* [EXERCISE BRIEF]: Please transcribe the listing below in full and word for word, without its pictures.
_ _ _ _ _ _ _
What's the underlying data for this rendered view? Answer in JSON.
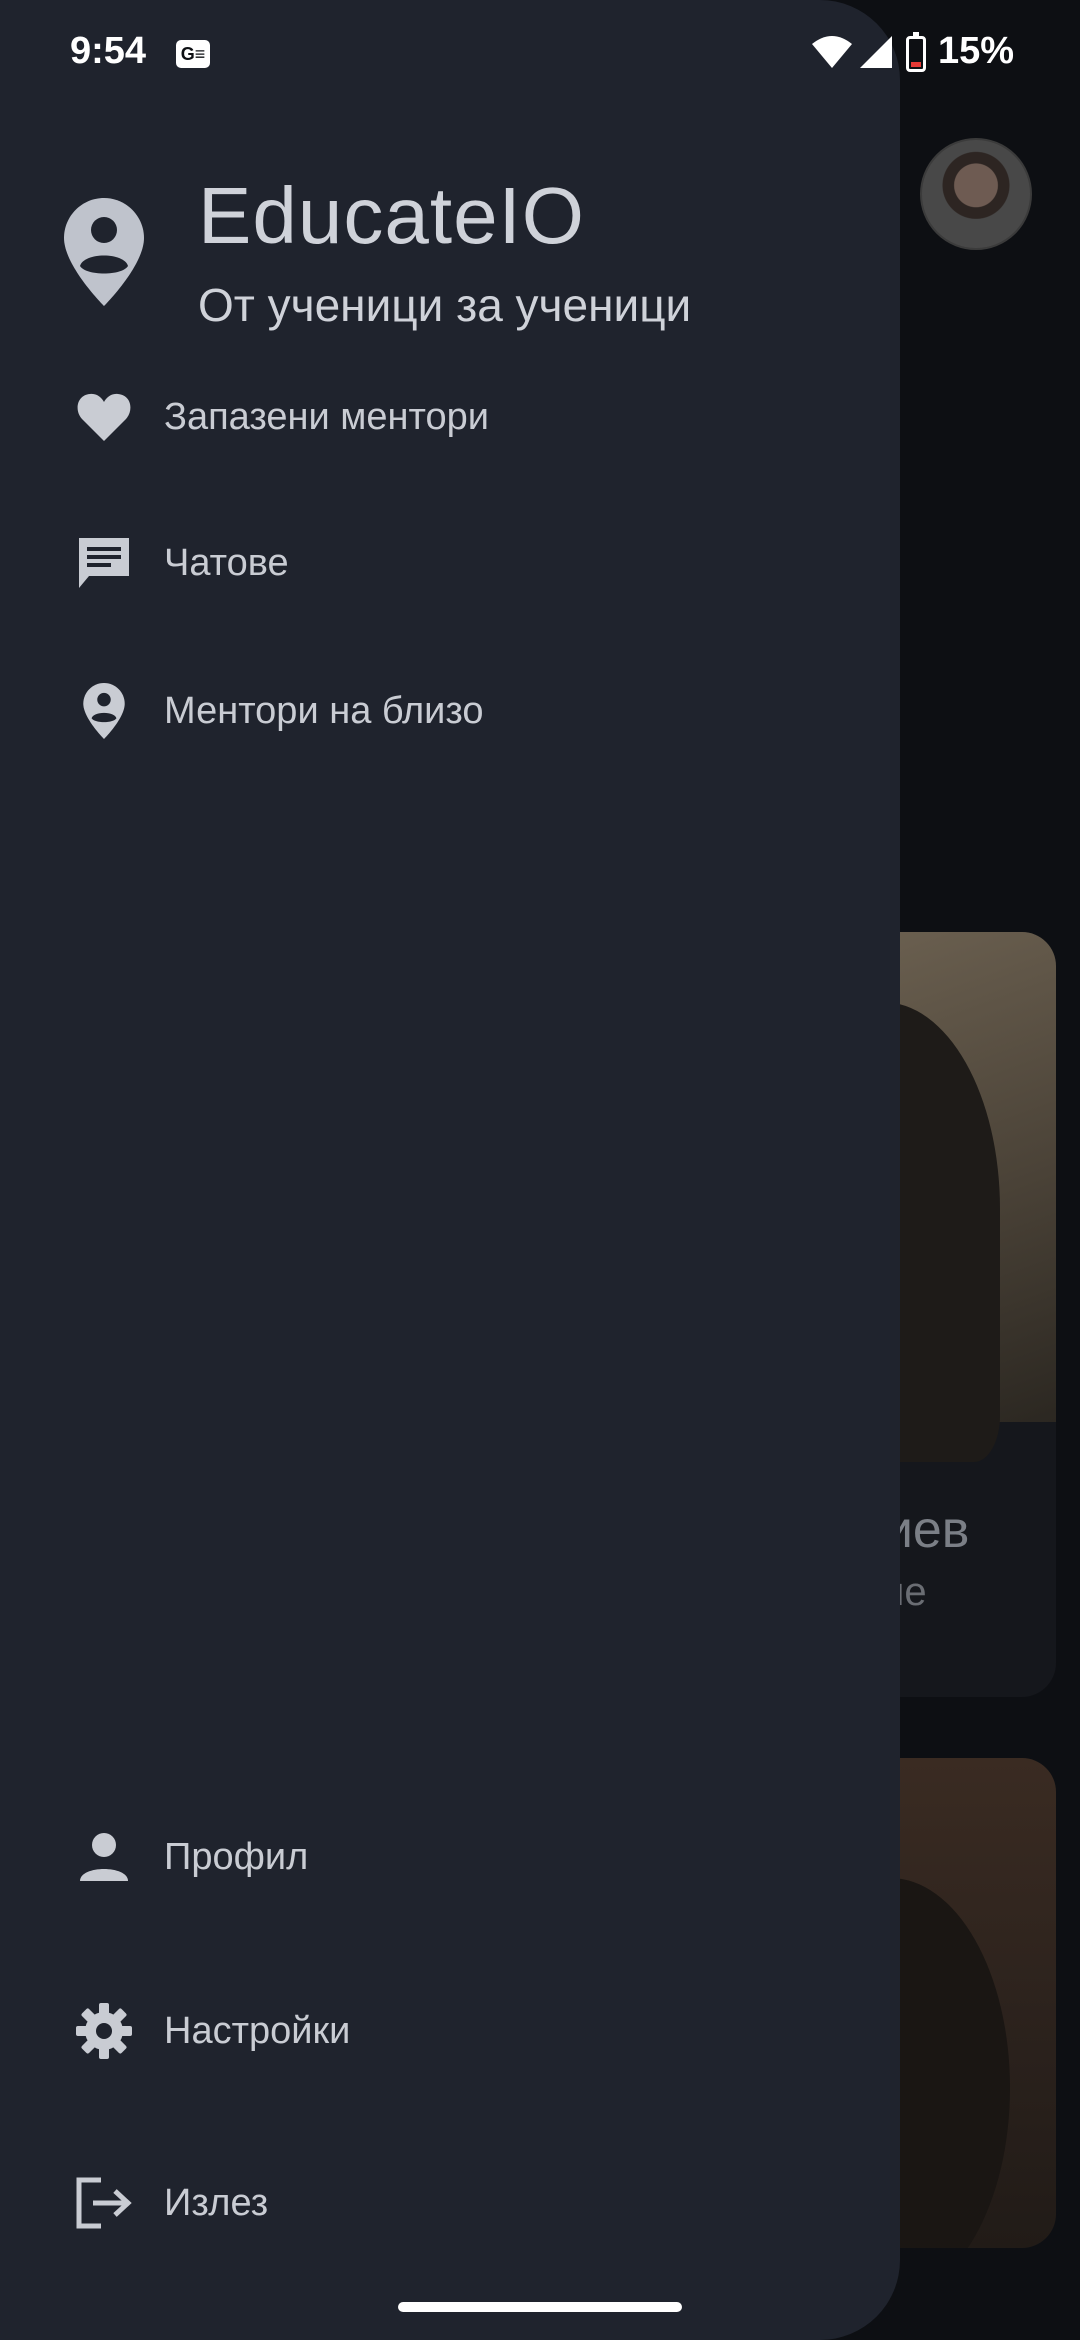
{
  "status_bar": {
    "time": "9:54",
    "notification_icon": "gallery-news-icon",
    "battery_percent": "15%"
  },
  "background": {
    "partial_name": "тиев",
    "partial_subtitle": "ане"
  },
  "drawer": {
    "header": {
      "icon": "person-pin-icon",
      "app_name": "EducateIO",
      "tagline": "От ученици за ученици"
    },
    "top_items": [
      {
        "label": "Запазени ментори",
        "icon": "heart-icon"
      },
      {
        "label": "Чатове",
        "icon": "chat-icon"
      },
      {
        "label": "Ментори на близо",
        "icon": "person-pin-icon"
      }
    ],
    "bottom_items": [
      {
        "label": "Профил",
        "icon": "person-icon"
      },
      {
        "label": "Настройки",
        "icon": "gear-icon"
      },
      {
        "label": "Излез",
        "icon": "logout-icon"
      }
    ]
  },
  "colors": {
    "drawer_bg": "#1f232d",
    "text": "#c9ccd3",
    "scrim_bg": "#0d0f13"
  }
}
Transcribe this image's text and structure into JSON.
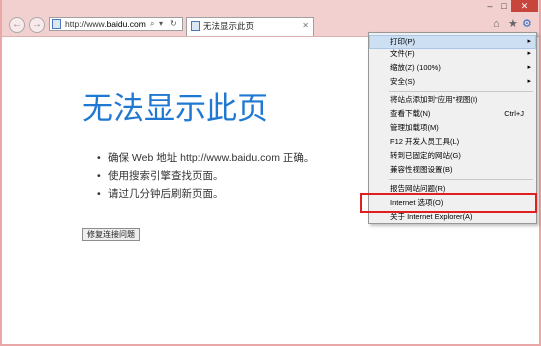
{
  "window": {
    "min_glyph": "–",
    "max_glyph": "□",
    "close_glyph": "✕"
  },
  "navbar": {
    "back_glyph": "←",
    "forward_glyph": "→",
    "address_prefix": "http://www.",
    "address_domain": "baidu.com",
    "search_glyph": "⌕",
    "dropdown_glyph": "▾",
    "refresh_glyph": "↻",
    "tab_title": "无法显示此页",
    "tab_close_glyph": "✕",
    "home_glyph": "⌂",
    "favorites_glyph": "★",
    "tools_glyph": "⚙"
  },
  "page": {
    "title": "无法显示此页",
    "tips": [
      "确保 Web 地址 http://www.baidu.com 正确。",
      "使用搜索引擎查找页面。",
      "请过几分钟后刷新页面。"
    ],
    "fix_button": "修复连接问题"
  },
  "menu": {
    "items": [
      {
        "label": "打印(P)",
        "arrow": "▸",
        "shortcut": ""
      },
      {
        "label": "文件(F)",
        "arrow": "▸",
        "shortcut": ""
      },
      {
        "label": "缩放(Z) (100%)",
        "arrow": "▸",
        "shortcut": ""
      },
      {
        "label": "安全(S)",
        "arrow": "▸",
        "shortcut": ""
      },
      {
        "label": "将站点添加到\"应用\"视图(I)",
        "arrow": "",
        "shortcut": ""
      },
      {
        "label": "查看下载(N)",
        "arrow": "",
        "shortcut": "Ctrl+J"
      },
      {
        "label": "管理加载项(M)",
        "arrow": "",
        "shortcut": ""
      },
      {
        "label": "F12 开发人员工具(L)",
        "arrow": "",
        "shortcut": ""
      },
      {
        "label": "转到已固定的网站(G)",
        "arrow": "",
        "shortcut": ""
      },
      {
        "label": "兼容性视图设置(B)",
        "arrow": "",
        "shortcut": ""
      },
      {
        "label": "报告网站问题(R)",
        "arrow": "",
        "shortcut": ""
      },
      {
        "label": "Internet 选项(O)",
        "arrow": "",
        "shortcut": ""
      },
      {
        "label": "关于 Internet Explorer(A)",
        "arrow": "",
        "shortcut": ""
      }
    ]
  },
  "colors": {
    "title_blue": "#1f78d1",
    "frame_pink": "#f2d0d0",
    "highlight_red": "#e0201e",
    "menu_hover": "#ccdff3"
  }
}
_ _ _ _ _ _ _
* [TASK RESULT]:
What's the underlying data for this rendered view? Answer in JSON.
{
  "status_bar": {
    "time": "9:54",
    "notification_icon": "gallery-news-icon",
    "battery_percent": "15%"
  },
  "background": {
    "partial_name": "тиев",
    "partial_subtitle": "ане"
  },
  "drawer": {
    "header": {
      "icon": "person-pin-icon",
      "app_name": "EducateIO",
      "tagline": "От ученици за ученици"
    },
    "top_items": [
      {
        "label": "Запазени ментори",
        "icon": "heart-icon"
      },
      {
        "label": "Чатове",
        "icon": "chat-icon"
      },
      {
        "label": "Ментори на близо",
        "icon": "person-pin-icon"
      }
    ],
    "bottom_items": [
      {
        "label": "Профил",
        "icon": "person-icon"
      },
      {
        "label": "Настройки",
        "icon": "gear-icon"
      },
      {
        "label": "Излез",
        "icon": "logout-icon"
      }
    ]
  },
  "colors": {
    "drawer_bg": "#1f232d",
    "text": "#c9ccd3",
    "scrim_bg": "#0d0f13"
  }
}
Transcribe this image's text and structure into JSON.
{
  "window": {
    "min_glyph": "–",
    "max_glyph": "□",
    "close_glyph": "✕"
  },
  "navbar": {
    "back_glyph": "←",
    "forward_glyph": "→",
    "address_prefix": "http://www.",
    "address_domain": "baidu.com",
    "search_glyph": "⌕",
    "dropdown_glyph": "▾",
    "refresh_glyph": "↻",
    "tab_title": "无法显示此页",
    "tab_close_glyph": "✕",
    "home_glyph": "⌂",
    "favorites_glyph": "★",
    "tools_glyph": "⚙"
  },
  "page": {
    "title": "无法显示此页",
    "tips": [
      "确保 Web 地址 http://www.baidu.com 正确。",
      "使用搜索引擎查找页面。",
      "请过几分钟后刷新页面。"
    ],
    "fix_button": "修复连接问题"
  },
  "menu": {
    "items": [
      {
        "label": "打印(P)",
        "arrow": "▸",
        "shortcut": ""
      },
      {
        "label": "文件(F)",
        "arrow": "▸",
        "shortcut": ""
      },
      {
        "label": "缩放(Z) (100%)",
        "arrow": "▸",
        "shortcut": ""
      },
      {
        "label": "安全(S)",
        "arrow": "▸",
        "shortcut": ""
      },
      {
        "label": "将站点添加到\"应用\"视图(I)",
        "arrow": "",
        "shortcut": ""
      },
      {
        "label": "查看下载(N)",
        "arrow": "",
        "shortcut": "Ctrl+J"
      },
      {
        "label": "管理加载项(M)",
        "arrow": "",
        "shortcut": ""
      },
      {
        "label": "F12 开发人员工具(L)",
        "arrow": "",
        "shortcut": ""
      },
      {
        "label": "转到已固定的网站(G)",
        "arrow": "",
        "shortcut": ""
      },
      {
        "label": "兼容性视图设置(B)",
        "arrow": "",
        "shortcut": ""
      },
      {
        "label": "报告网站问题(R)",
        "arrow": "",
        "shortcut": ""
      },
      {
        "label": "Internet 选项(O)",
        "arrow": "",
        "shortcut": ""
      },
      {
        "label": "关于 Internet Explorer(A)",
        "arrow": "",
        "shortcut": ""
      }
    ]
  },
  "colors": {
    "title_blue": "#1f78d1",
    "frame_pink": "#f2d0d0",
    "highlight_red": "#e0201e",
    "menu_hover": "#ccdff3"
  }
}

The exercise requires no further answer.